* **Task statement**
Keep only the lines of the listing that include the word "gzhung", and copy them.

* **Extracted information**

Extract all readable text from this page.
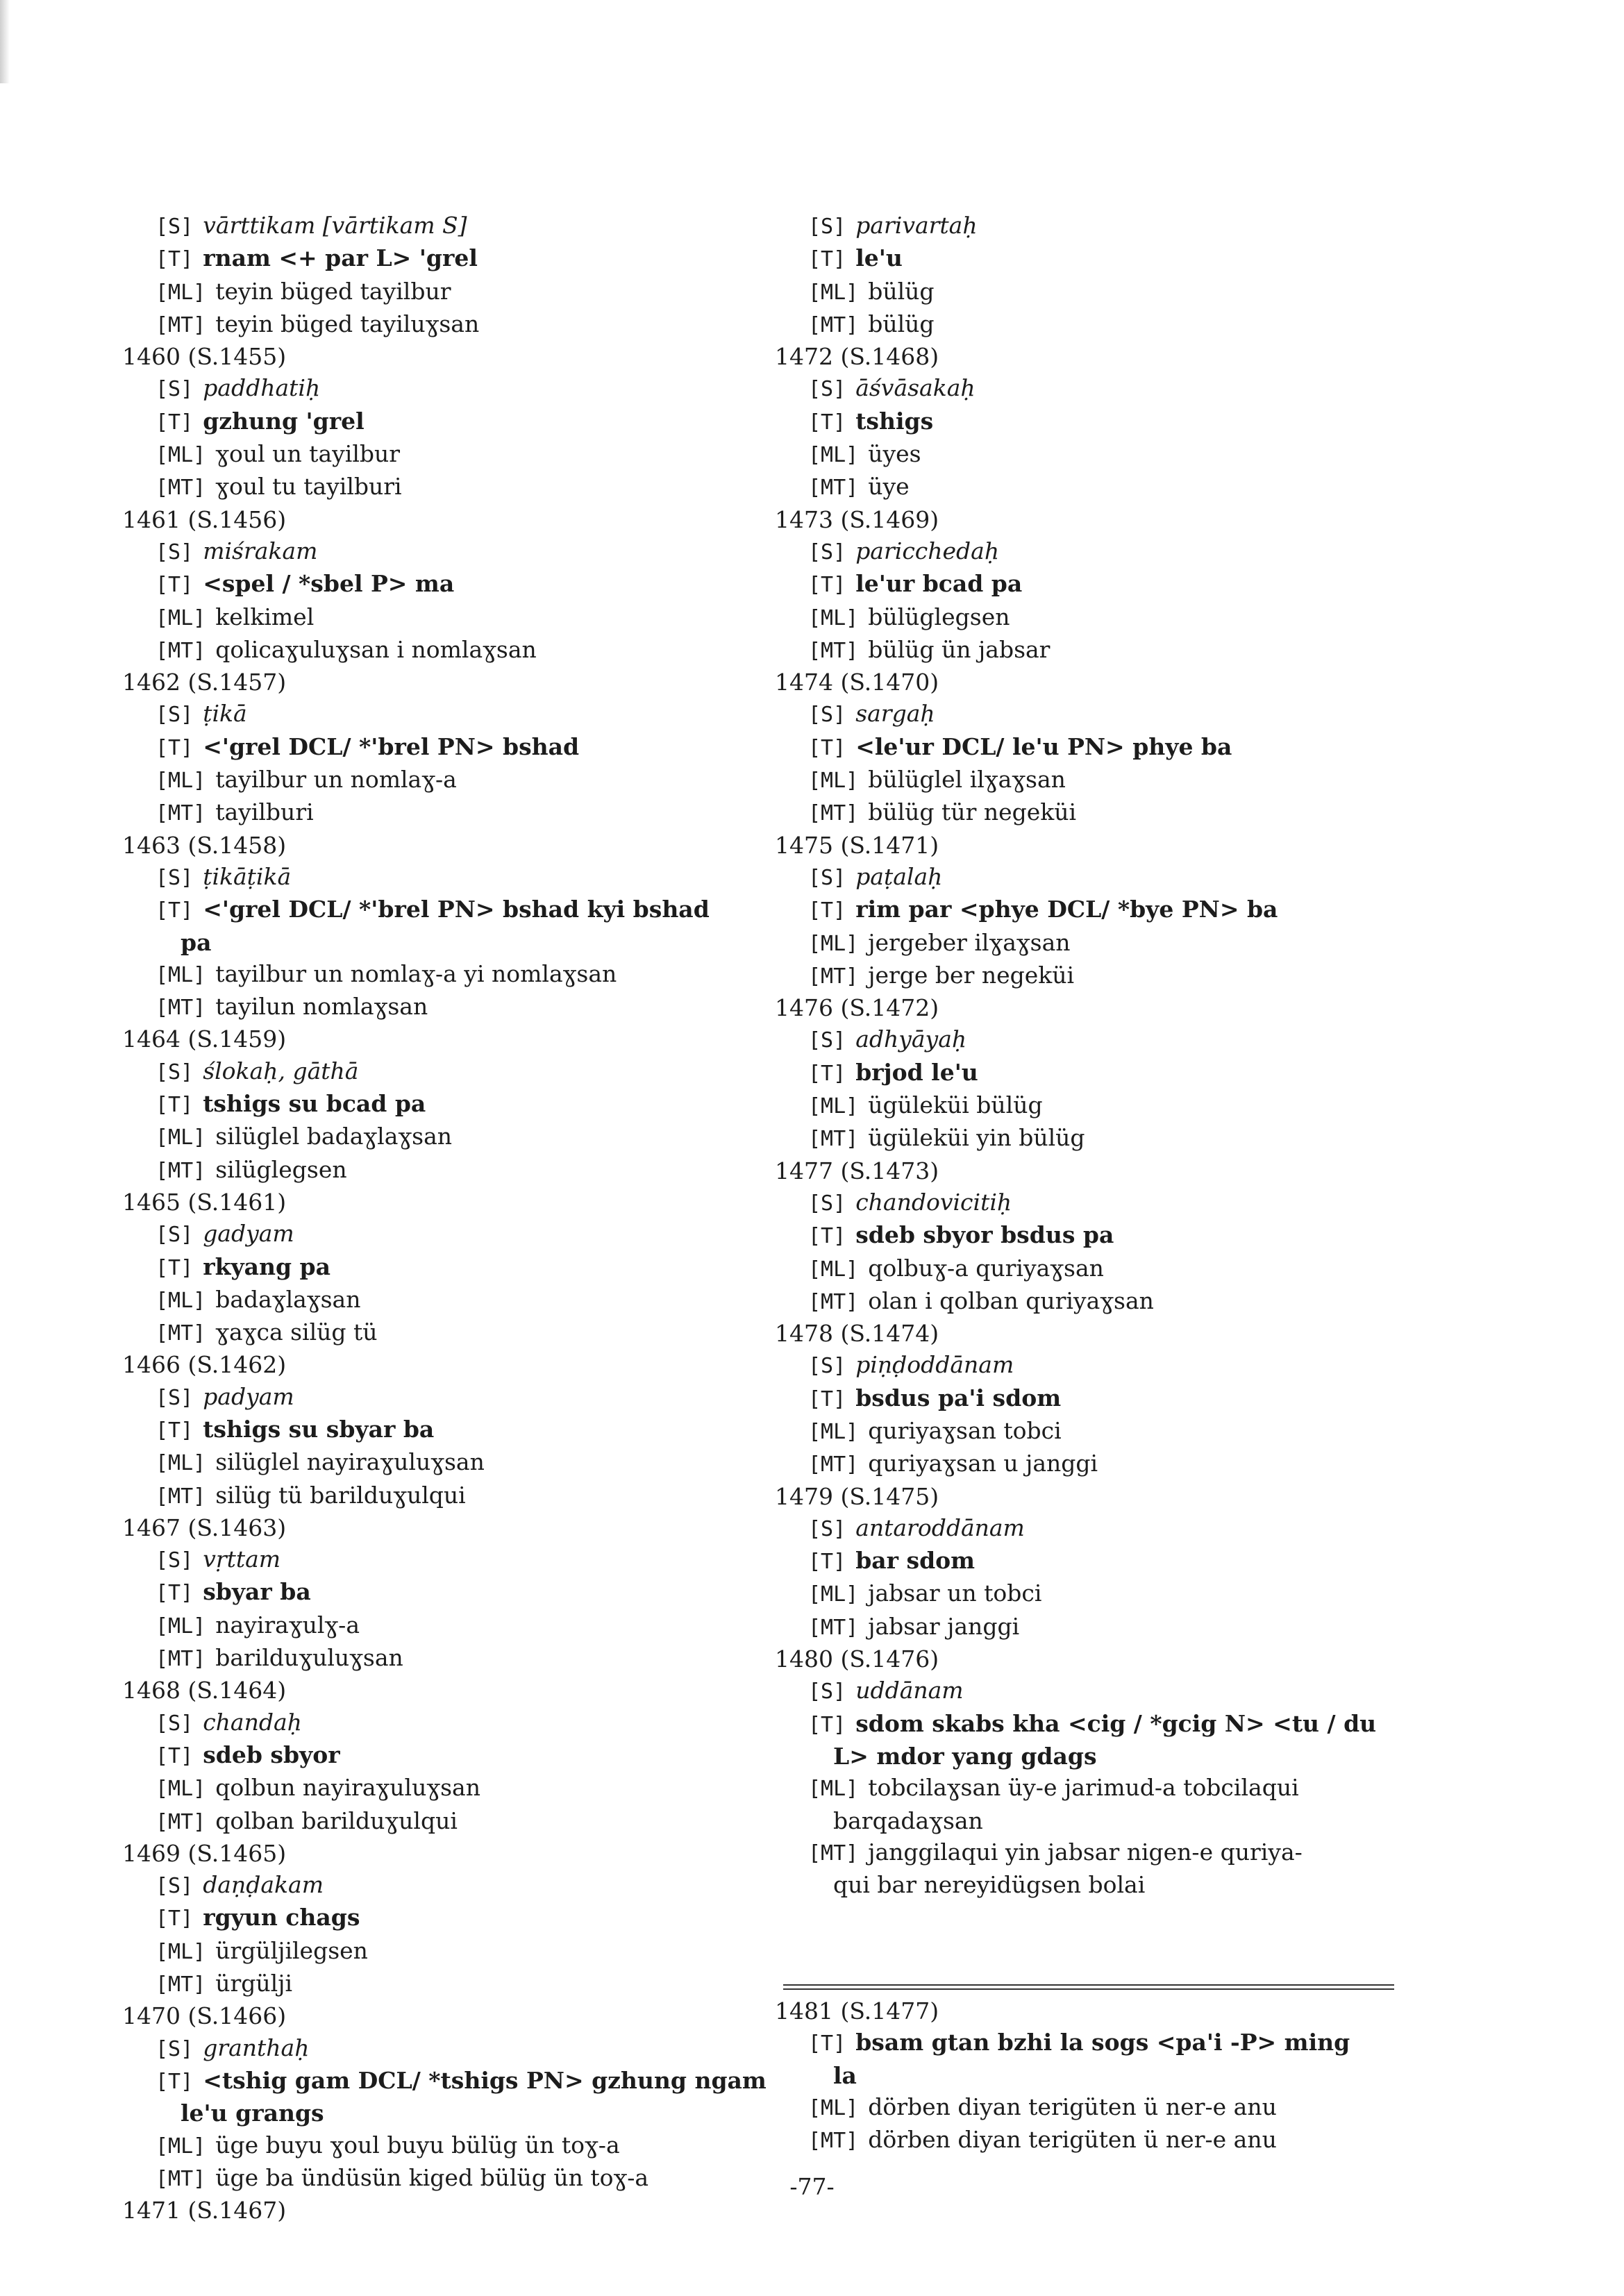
[S] vārttikam [vārtikam S]
[T] rnam <+ par L> 'grel
[ML] teyin büged tayilbur
[MT] teyin büged tayiluɣsan
1460 (S.1455)
[S] paddhatiḥ
[T] gzhung 'grel
[ML] ɣoul un tayilbur
[MT] ɣoul tu tayilburi
1461 (S.1456)
[S] miśrakam
[T] <spel / *sbel P> ma
[ML] kelkimel
[MT] qolicaɣuluɣsan i nomlaɣsan
1462 (S.1457)
[S] ṭikā
[T] <'grel DCL/ *'brel PN> bshad
[ML] tayilbur un nomlaɣ-a
[MT] tayilburi
1463 (S.1458)
[S] ṭikāṭikā
[T] <'grel DCL/ *'brel PN> bshad kyi bshad
pa
[ML] tayilbur un nomlaɣ-a yi nomlaɣsan
[MT] tayilun nomlaɣsan
1464 (S.1459)
[S] ślokaḥ, gāthā
[T] tshigs su bcad pa
[ML] silüglel badaɣlaɣsan
[MT] silüglegsen
1465 (S.1461)
[S] gadyam
[T] rkyang pa
[ML] badaɣlaɣsan
[MT] ɣaɣca silüg tü
1466 (S.1462)
[S] padyam
[T] tshigs su sbyar ba
[ML] silüglel nayiraɣuluɣsan
[MT] silüg tü barilduɣulqui
1467 (S.1463)
[S] vṛttam
[T] sbyar ba
[ML] nayiraɣulɣ-a
[MT] barilduɣuluɣsan
1468 (S.1464)
[S] chandaḥ
[T] sdeb sbyor
[ML] qolbun nayiraɣuluɣsan
[MT] qolban barilduɣulqui
1469 (S.1465)
[S] daṇḍakam
[T] rgyun chags
[ML] ürgüljilegsen
[MT] ürgülji
1470 (S.1466)
[S] granthaḥ
[T] <tshig gam DCL/ *tshigs PN> gzhung ngam
le'u grangs
[ML] üge buyu ɣoul buyu bülüg ün toɣ-a
[MT] üge ba ündüsün kiged bülüg ün toɣ-a
1471 (S.1467)
[S] parivartaḥ
[T] le'u
[ML] bülüg
[MT] bülüg
1472 (S.1468)
[S] āśvāsakaḥ
[T] tshigs
[ML] üyes
[MT] üye
1473 (S.1469)
[S] paricchedaḥ
[T] le'ur bcad pa
[ML] bülüglegsen
[MT] bülüg ün jabsar
1474 (S.1470)
[S] sargaḥ
[T] <le'ur DCL/ le'u PN> phye ba
[ML] bülüglel ilɣaɣsan
[MT] bülüg tür negeküi
1475 (S.1471)
[S] paṭalaḥ
[T] rim par <phye DCL/ *bye PN> ba
[ML] jergeber ilɣaɣsan
[MT] jerge ber negeküi
1476 (S.1472)
[S] adhyāyaḥ
[T] brjod le'u
[ML] ügüleküi bülüg
[MT] ügüleküi yin bülüg
1477 (S.1473)
[S] chandovicitiḥ
[T] sdeb sbyor bsdus pa
[ML] qolbuɣ-a quriyaɣsan
[MT] olan i qolban quriyaɣsan
1478 (S.1474)
[S] piṇḍoddānam
[T] bsdus pa'i sdom
[ML] quriyaɣsan tobci
[MT] quriyaɣsan u janggi
1479 (S.1475)
[S] antaroddānam
[T] bar sdom
[ML] jabsar un tobci
[MT] jabsar janggi
1480 (S.1476)
[S] uddānam
[T] sdom skabs kha <cig / *gcig N> <tu / du
L> mdor yang gdags
[ML] tobcilaɣsan üy-e jarimud-a tobcilaqui
barqadaɣsan
[MT] janggilaqui yin jabsar nigen-e quriya-
qui bar nereyidügsen bolai
1481 (S.1477)
[T] bsam gtan bzhi la sogs <pa'i -P> ming
la
[ML] dörben diyan terigüten ü ner-e anu
[MT] dörben diyan terigüten ü ner-e anu
-77-
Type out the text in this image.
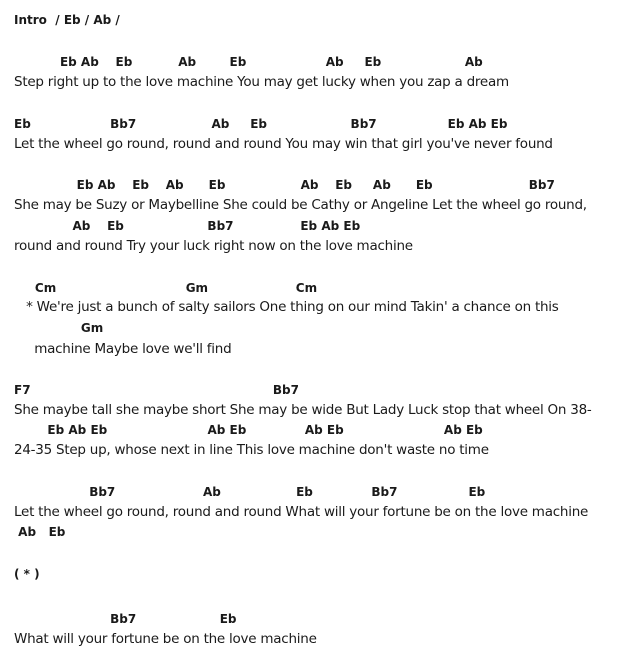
Intro  / Eb / Ab /
Eb Ab    Eb           Ab        Eb                   Ab     Eb                    Ab
Step right up to the love machine You may get lucky when you zap a dream
Eb                   Bb7                  Ab     Eb                    Bb7                 Eb Ab Eb
Let the wheel go round, round and round You may win that girl you've never found
Eb Ab    Eb    Ab      Eb                  Ab    Eb     Ab      Eb                       Bb7
She may be Suzy or Maybelline She could be Cathy or Angeline Let the wheel go round,
Ab    Eb                    Bb7                Eb Ab Eb
round and round Try your luck right now on the love machine
Cm                               Gm                     Cm
* We're just a bunch of salty sailors One thing on our mind Takin' a chance on this
Gm
machine Maybe love we'll find
F7                                                          Bb7
She maybe tall she maybe short She may be wide But Lady Luck stop that wheel On 38-
Eb Ab Eb                        Ab Eb              Ab Eb                        Ab Eb
24-35 Step up, whose next in line This love machine don't waste no time
Bb7                     Ab                  Eb              Bb7                 Eb
Let the wheel go round, round and round What will your fortune be on the love machine
Ab   Eb
( * )
Bb7                    Eb
What will your fortune be on the love machine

* **Answer to the task**
[T] gzhung 'grel
[T] <tshig gam DCL/ *tshigs PN> gzhung ngam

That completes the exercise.